Given data -
#####

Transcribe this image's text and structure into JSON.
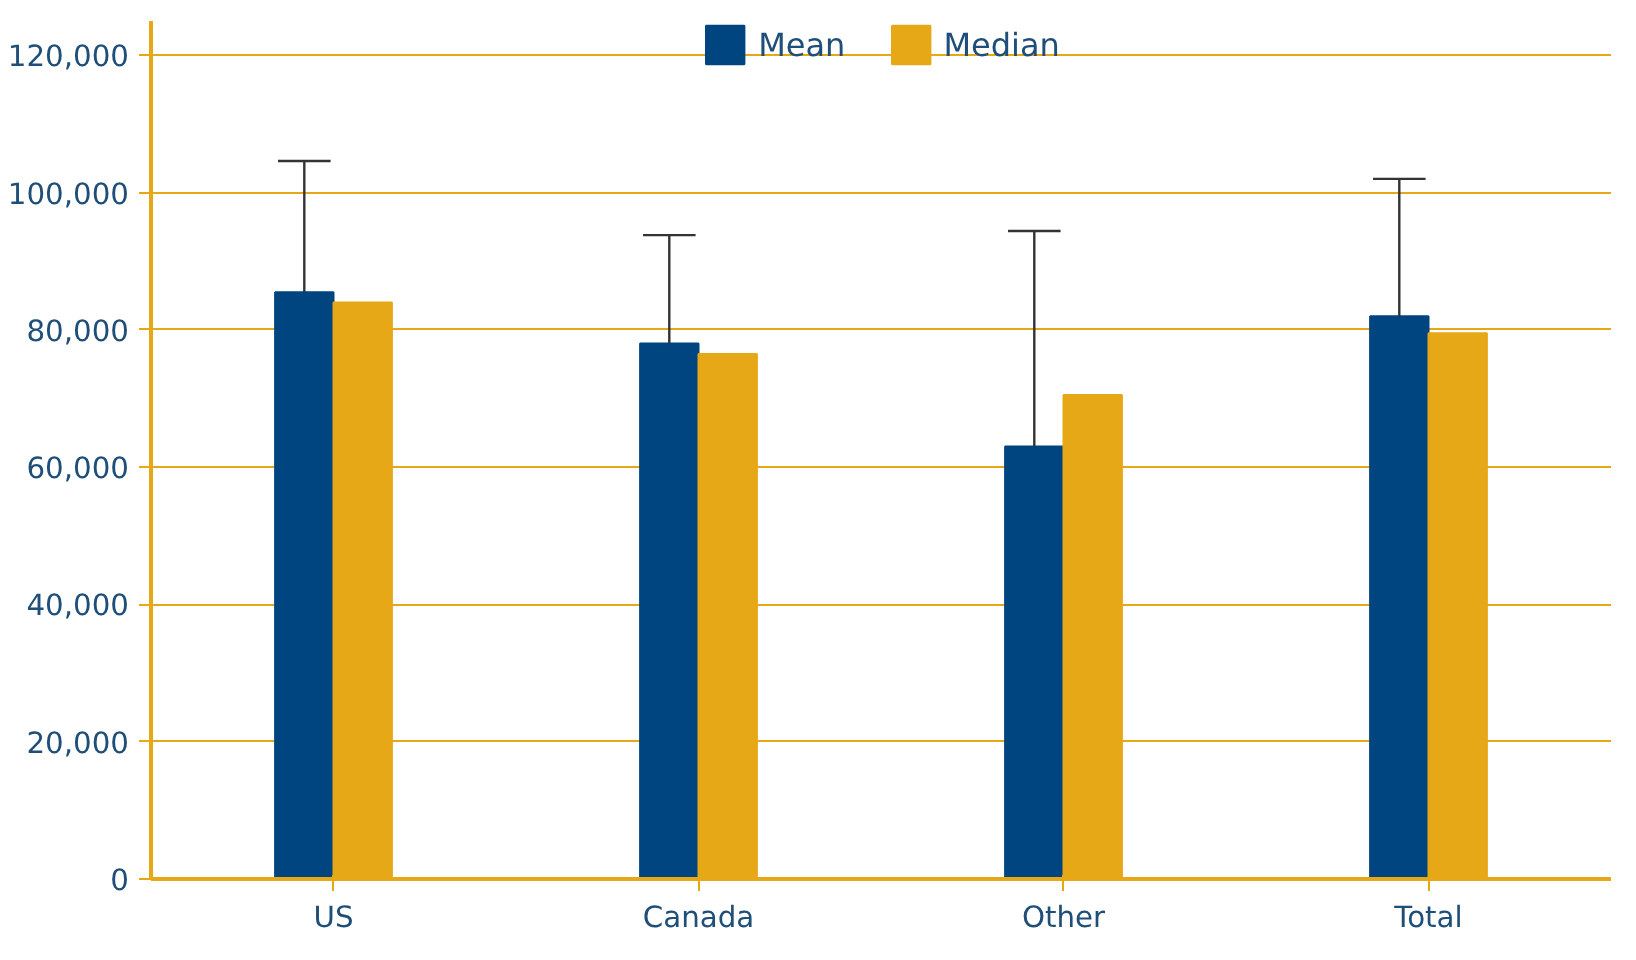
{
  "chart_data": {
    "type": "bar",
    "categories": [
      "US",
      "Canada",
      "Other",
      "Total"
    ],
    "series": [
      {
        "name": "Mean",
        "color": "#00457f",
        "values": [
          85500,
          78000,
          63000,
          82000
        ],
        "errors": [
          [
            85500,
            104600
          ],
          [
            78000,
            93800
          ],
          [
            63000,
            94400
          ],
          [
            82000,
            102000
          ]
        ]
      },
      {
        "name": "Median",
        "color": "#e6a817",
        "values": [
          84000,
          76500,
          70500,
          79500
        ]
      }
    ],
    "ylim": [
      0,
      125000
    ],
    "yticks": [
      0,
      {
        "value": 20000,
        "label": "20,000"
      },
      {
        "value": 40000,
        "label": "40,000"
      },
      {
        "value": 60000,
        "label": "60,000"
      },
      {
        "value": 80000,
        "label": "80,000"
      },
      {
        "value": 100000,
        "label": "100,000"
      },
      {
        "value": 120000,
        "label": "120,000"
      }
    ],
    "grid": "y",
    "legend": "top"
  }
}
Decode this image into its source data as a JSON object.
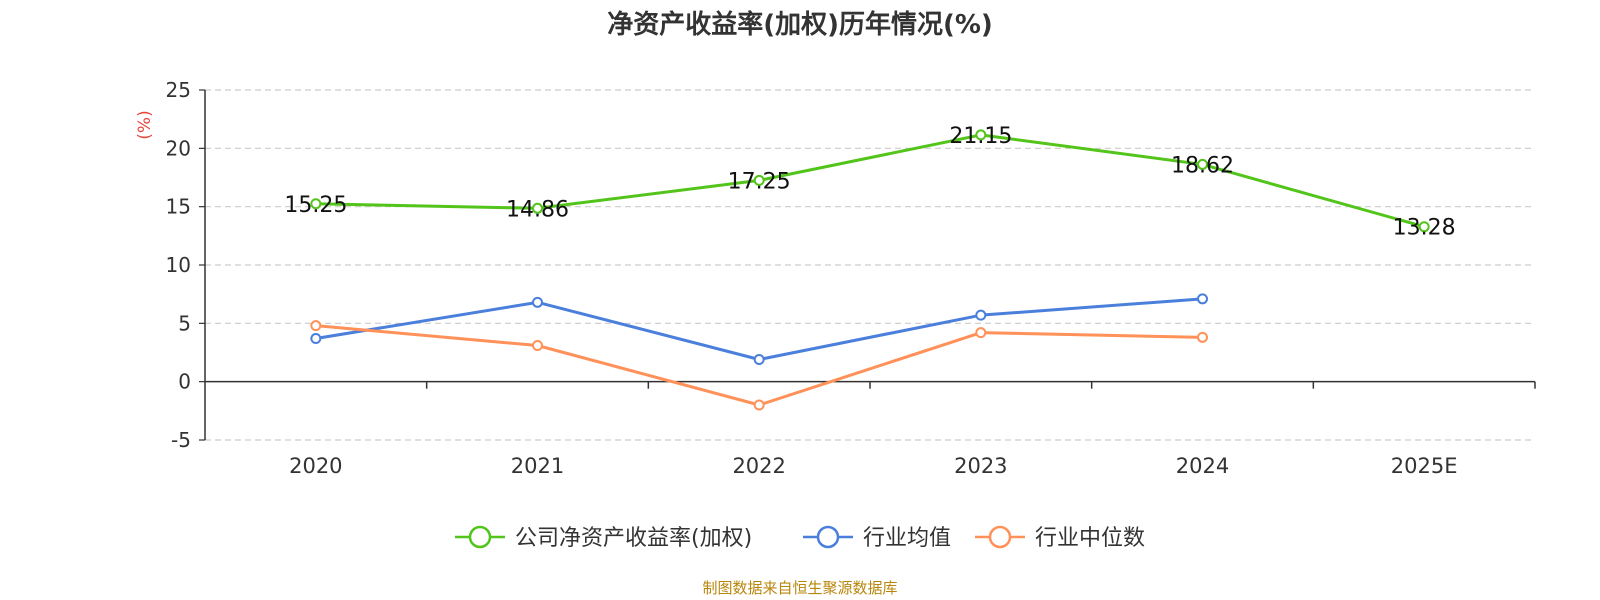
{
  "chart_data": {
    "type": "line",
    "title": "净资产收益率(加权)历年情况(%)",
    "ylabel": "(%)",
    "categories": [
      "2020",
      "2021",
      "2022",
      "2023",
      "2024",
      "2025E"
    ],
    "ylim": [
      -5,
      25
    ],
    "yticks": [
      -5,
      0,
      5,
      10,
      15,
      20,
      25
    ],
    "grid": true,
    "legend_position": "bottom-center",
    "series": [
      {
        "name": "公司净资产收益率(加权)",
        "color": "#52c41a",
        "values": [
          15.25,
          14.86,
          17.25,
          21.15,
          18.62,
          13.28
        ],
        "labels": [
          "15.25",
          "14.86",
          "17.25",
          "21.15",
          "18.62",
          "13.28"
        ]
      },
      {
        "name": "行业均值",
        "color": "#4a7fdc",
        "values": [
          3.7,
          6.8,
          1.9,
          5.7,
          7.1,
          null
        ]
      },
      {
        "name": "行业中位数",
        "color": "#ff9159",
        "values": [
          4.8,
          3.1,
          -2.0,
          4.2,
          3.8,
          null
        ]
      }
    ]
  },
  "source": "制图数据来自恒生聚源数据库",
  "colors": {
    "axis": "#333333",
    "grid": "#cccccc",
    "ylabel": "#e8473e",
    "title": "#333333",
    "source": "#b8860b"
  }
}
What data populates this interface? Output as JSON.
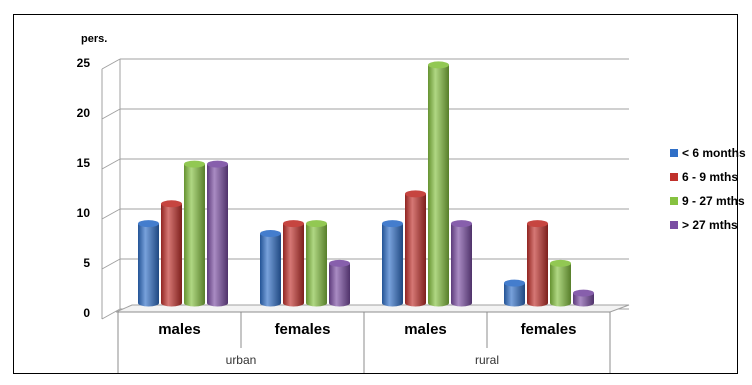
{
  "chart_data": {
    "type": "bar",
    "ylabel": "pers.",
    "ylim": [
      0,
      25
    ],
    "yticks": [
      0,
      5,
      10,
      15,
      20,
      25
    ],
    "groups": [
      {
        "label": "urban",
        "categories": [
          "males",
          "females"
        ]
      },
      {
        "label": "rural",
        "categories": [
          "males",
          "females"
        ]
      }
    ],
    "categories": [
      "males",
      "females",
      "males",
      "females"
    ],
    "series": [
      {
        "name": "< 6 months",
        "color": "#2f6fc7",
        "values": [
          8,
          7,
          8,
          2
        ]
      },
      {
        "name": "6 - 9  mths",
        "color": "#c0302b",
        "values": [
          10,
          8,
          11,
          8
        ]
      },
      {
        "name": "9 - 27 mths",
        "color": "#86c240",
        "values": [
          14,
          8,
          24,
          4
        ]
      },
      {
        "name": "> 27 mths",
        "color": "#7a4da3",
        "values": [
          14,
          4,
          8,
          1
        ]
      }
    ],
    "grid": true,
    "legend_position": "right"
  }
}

#####

Your instructions -
Your job is to transcribe the entries above exactly; skip the pictures.

Solution to this exercise -
Transcribe this image's text and structure into JSON.
{
  "chart_data": {
    "type": "bar",
    "categories": [
      "US",
      "Canada",
      "Other",
      "Total"
    ],
    "series": [
      {
        "name": "Mean",
        "color": "#00457f",
        "values": [
          85500,
          78000,
          63000,
          82000
        ],
        "errors": [
          [
            85500,
            104600
          ],
          [
            78000,
            93800
          ],
          [
            63000,
            94400
          ],
          [
            82000,
            102000
          ]
        ]
      },
      {
        "name": "Median",
        "color": "#e6a817",
        "values": [
          84000,
          76500,
          70500,
          79500
        ]
      }
    ],
    "ylim": [
      0,
      125000
    ],
    "yticks": [
      0,
      {
        "value": 20000,
        "label": "20,000"
      },
      {
        "value": 40000,
        "label": "40,000"
      },
      {
        "value": 60000,
        "label": "60,000"
      },
      {
        "value": 80000,
        "label": "80,000"
      },
      {
        "value": 100000,
        "label": "100,000"
      },
      {
        "value": 120000,
        "label": "120,000"
      }
    ],
    "grid": "y",
    "legend": "top"
  }
}
Decode this image into its source data as a JSON object.
{
  "chart_data": {
    "type": "line",
    "title": "净资产收益率(加权)历年情况(%)",
    "ylabel": "(%)",
    "categories": [
      "2020",
      "2021",
      "2022",
      "2023",
      "2024",
      "2025E"
    ],
    "ylim": [
      -5,
      25
    ],
    "yticks": [
      -5,
      0,
      5,
      10,
      15,
      20,
      25
    ],
    "grid": true,
    "legend_position": "bottom-center",
    "series": [
      {
        "name": "公司净资产收益率(加权)",
        "color": "#52c41a",
        "values": [
          15.25,
          14.86,
          17.25,
          21.15,
          18.62,
          13.28
        ],
        "labels": [
          "15.25",
          "14.86",
          "17.25",
          "21.15",
          "18.62",
          "13.28"
        ]
      },
      {
        "name": "行业均值",
        "color": "#4a7fdc",
        "values": [
          3.7,
          6.8,
          1.9,
          5.7,
          7.1,
          null
        ]
      },
      {
        "name": "行业中位数",
        "color": "#ff9159",
        "values": [
          4.8,
          3.1,
          -2.0,
          4.2,
          3.8,
          null
        ]
      }
    ]
  },
  "source": "制图数据来自恒生聚源数据库",
  "colors": {
    "axis": "#333333",
    "grid": "#cccccc",
    "ylabel": "#e8473e",
    "title": "#333333",
    "source": "#b8860b"
  }
}
What data populates this interface? Output as JSON.
{
  "chart_data": {
    "type": "bar",
    "ylabel": "pers.",
    "ylim": [
      0,
      25
    ],
    "yticks": [
      0,
      5,
      10,
      15,
      20,
      25
    ],
    "groups": [
      {
        "label": "urban",
        "categories": [
          "males",
          "females"
        ]
      },
      {
        "label": "rural",
        "categories": [
          "males",
          "females"
        ]
      }
    ],
    "categories": [
      "males",
      "females",
      "males",
      "females"
    ],
    "series": [
      {
        "name": "< 6 months",
        "color": "#2f6fc7",
        "values": [
          8,
          7,
          8,
          2
        ]
      },
      {
        "name": "6 - 9  mths",
        "color": "#c0302b",
        "values": [
          10,
          8,
          11,
          8
        ]
      },
      {
        "name": "9 - 27 mths",
        "color": "#86c240",
        "values": [
          14,
          8,
          24,
          4
        ]
      },
      {
        "name": "> 27 mths",
        "color": "#7a4da3",
        "values": [
          14,
          4,
          8,
          1
        ]
      }
    ],
    "grid": true,
    "legend_position": "right"
  }
}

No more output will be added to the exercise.